- What the exercise asks: Give only the lines from the one containing "Decode this image" through the end of the material below, exactly as written.

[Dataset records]
________________________
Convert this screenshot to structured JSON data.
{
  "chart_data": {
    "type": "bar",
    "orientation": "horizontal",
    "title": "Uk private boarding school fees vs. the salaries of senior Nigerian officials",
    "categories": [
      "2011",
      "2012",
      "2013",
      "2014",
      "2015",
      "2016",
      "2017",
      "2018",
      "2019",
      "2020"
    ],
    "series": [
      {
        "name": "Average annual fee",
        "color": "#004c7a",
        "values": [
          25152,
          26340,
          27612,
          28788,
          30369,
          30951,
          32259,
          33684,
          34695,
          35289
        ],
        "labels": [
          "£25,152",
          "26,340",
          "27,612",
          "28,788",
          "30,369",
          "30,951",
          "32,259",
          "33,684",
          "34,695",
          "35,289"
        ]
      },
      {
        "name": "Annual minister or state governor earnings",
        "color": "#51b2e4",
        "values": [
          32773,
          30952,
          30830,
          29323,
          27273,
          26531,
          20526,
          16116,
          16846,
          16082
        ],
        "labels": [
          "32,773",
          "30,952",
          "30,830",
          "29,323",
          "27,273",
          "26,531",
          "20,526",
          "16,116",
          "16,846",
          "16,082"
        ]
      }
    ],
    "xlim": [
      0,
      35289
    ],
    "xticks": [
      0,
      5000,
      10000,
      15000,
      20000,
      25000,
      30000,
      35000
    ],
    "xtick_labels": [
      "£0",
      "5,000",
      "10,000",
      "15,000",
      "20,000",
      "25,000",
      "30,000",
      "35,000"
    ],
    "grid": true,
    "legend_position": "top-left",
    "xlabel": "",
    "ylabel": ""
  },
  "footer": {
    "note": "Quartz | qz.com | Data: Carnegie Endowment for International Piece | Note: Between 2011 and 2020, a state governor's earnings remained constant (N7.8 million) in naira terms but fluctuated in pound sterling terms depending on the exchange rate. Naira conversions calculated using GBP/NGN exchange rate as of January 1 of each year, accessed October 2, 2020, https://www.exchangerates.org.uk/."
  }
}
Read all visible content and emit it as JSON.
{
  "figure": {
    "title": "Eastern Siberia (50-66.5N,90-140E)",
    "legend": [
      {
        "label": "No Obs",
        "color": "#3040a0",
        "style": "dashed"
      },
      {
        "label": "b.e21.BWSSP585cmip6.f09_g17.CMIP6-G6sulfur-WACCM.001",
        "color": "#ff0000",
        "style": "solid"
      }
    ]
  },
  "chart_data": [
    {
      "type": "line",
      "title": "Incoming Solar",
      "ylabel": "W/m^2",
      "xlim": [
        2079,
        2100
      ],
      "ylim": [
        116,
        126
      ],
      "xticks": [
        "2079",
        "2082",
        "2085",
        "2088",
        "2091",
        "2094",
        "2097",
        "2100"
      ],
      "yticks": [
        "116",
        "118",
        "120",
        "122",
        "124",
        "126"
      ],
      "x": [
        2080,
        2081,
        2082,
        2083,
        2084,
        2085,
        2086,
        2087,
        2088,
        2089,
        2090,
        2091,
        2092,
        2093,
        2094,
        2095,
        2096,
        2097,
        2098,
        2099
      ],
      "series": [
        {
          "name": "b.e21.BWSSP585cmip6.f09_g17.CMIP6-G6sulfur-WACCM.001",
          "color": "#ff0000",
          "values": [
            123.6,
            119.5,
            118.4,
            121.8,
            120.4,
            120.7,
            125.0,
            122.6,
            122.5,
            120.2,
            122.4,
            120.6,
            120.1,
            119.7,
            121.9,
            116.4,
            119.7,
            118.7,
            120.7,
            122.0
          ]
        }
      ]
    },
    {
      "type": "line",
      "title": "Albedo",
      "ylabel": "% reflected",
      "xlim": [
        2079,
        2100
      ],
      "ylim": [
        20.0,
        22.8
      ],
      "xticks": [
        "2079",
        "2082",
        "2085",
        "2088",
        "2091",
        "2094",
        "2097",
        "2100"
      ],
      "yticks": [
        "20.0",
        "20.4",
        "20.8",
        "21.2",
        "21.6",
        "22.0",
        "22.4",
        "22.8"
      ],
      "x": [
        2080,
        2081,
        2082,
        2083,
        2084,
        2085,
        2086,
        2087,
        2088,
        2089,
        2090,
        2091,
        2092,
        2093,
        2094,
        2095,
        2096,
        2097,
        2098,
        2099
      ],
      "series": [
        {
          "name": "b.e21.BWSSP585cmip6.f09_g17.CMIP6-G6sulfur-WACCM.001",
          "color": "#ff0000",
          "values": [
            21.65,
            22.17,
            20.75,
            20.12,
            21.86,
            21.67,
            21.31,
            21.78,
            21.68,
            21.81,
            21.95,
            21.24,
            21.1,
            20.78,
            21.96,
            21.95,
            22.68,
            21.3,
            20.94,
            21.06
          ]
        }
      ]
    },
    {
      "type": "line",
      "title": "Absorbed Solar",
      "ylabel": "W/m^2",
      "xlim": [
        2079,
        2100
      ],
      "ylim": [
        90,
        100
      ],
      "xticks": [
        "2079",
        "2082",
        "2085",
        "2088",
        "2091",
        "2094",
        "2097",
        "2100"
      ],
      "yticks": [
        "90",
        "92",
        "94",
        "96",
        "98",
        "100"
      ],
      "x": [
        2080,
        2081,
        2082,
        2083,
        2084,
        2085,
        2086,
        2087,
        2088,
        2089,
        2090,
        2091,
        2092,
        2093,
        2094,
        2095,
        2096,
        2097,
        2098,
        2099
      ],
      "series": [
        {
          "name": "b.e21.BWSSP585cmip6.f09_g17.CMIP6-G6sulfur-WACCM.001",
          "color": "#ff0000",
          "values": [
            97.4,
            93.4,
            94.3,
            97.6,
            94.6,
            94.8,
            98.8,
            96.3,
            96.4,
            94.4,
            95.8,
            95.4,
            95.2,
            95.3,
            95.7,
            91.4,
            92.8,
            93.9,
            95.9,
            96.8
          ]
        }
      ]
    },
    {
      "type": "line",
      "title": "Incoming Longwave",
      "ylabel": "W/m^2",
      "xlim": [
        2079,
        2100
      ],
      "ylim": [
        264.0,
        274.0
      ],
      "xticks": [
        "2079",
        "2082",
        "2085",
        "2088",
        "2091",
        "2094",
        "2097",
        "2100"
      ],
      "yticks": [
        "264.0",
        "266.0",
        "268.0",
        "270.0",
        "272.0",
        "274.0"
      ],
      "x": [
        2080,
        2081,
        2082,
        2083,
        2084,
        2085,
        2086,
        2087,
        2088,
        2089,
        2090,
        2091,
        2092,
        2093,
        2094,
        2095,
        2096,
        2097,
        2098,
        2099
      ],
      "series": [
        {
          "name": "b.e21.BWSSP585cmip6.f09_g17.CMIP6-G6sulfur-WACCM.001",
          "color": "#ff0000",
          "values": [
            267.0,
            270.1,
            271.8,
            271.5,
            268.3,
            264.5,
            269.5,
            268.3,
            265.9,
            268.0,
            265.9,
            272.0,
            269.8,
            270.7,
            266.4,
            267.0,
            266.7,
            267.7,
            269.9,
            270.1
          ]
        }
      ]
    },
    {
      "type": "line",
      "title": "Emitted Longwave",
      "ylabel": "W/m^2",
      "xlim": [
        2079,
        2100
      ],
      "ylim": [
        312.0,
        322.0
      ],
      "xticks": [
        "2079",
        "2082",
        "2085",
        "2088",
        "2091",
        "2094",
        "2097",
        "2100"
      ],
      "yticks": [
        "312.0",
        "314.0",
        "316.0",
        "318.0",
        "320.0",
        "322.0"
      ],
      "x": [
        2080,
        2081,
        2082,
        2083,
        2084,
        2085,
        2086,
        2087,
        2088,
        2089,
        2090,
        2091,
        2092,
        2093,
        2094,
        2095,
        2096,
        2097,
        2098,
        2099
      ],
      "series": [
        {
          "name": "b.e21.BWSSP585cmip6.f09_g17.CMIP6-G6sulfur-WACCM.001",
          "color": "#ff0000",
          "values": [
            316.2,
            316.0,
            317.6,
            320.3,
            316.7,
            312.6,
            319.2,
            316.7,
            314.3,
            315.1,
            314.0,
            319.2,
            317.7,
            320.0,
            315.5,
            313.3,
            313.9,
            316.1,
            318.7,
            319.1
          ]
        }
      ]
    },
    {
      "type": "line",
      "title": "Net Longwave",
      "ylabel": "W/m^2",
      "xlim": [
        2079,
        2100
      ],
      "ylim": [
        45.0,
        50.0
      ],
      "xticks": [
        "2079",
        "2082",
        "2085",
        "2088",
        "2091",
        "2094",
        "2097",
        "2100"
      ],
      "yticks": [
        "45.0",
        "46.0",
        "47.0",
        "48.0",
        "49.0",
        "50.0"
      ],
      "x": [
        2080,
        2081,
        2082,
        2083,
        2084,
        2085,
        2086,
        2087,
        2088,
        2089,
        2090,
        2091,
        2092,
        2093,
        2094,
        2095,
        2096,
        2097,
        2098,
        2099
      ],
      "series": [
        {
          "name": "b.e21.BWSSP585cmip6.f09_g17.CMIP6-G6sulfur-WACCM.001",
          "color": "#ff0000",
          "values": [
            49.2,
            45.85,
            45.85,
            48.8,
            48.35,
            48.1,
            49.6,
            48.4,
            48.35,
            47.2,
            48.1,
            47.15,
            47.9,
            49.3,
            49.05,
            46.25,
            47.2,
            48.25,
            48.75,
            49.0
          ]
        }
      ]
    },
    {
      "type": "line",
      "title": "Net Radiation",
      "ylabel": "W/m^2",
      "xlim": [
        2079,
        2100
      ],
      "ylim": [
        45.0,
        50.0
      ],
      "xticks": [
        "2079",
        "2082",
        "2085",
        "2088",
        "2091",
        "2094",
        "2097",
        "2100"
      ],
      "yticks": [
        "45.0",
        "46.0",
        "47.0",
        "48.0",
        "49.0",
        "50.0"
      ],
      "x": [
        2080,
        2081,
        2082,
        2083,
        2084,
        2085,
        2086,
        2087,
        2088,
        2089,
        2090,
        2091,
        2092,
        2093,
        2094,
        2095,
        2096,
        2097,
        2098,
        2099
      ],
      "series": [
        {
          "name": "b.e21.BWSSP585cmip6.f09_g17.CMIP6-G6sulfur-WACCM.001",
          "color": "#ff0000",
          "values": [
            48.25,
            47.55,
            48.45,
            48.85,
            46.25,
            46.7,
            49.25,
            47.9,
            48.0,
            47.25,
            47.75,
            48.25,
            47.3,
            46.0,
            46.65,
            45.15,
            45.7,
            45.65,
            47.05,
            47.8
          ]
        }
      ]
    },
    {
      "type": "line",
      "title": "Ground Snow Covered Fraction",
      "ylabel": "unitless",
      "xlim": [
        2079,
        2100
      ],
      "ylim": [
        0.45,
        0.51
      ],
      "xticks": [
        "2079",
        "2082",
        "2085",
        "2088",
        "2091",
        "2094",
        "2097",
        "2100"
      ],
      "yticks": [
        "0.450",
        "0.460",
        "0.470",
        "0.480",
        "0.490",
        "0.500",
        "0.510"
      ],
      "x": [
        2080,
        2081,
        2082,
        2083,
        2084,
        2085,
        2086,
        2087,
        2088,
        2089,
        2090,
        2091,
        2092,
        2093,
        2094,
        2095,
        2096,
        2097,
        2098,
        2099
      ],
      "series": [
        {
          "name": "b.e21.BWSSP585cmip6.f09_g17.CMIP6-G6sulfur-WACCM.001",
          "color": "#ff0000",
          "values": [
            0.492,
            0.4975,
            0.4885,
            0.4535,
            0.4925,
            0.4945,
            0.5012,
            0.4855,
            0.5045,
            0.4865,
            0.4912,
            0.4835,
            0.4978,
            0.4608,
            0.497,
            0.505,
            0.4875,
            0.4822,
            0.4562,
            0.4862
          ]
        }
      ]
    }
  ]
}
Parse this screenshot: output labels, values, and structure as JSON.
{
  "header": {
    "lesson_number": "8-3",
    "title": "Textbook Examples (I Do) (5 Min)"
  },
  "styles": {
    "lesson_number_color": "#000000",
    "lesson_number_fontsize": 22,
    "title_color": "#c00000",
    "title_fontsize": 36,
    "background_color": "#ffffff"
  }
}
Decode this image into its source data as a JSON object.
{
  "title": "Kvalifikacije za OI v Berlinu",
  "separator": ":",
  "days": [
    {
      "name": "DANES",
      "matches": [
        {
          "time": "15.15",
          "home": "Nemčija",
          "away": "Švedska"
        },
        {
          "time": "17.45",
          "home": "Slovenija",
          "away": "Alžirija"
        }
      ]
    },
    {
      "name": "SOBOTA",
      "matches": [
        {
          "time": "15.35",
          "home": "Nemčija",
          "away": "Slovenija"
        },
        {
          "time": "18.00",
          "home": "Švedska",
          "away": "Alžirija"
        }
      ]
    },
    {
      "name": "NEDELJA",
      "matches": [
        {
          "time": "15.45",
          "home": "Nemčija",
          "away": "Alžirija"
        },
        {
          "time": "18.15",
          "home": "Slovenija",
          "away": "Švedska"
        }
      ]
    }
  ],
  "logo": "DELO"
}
________________________
- Right answer:
Decode this image into its source data as a JSON object.
{
  "title": "Kvalifikacije za OI v Berlinu",
  "separator": ":",
  "days": [
    {
      "name": "DANES",
      "matches": [
        {
          "time": "15.15",
          "home": "Nemčija",
          "away": "Švedska"
        },
        {
          "time": "17.45",
          "home": "Slovenija",
          "away": "Alžirija"
        }
      ]
    },
    {
      "name": "SOBOTA",
      "matches": [
        {
          "time": "15.35",
          "home": "Nemčija",
          "away": "Slovenija"
        },
        {
          "time": "18.00",
          "home": "Švedska",
          "away": "Alžirija"
        }
      ]
    },
    {
      "name": "NEDELJA",
      "matches": [
        {
          "time": "15.45",
          "home": "Nemčija",
          "away": "Alžirija"
        },
        {
          "time": "18.15",
          "home": "Slovenija",
          "away": "Švedska"
        }
      ]
    }
  ],
  "logo": "DELO"
}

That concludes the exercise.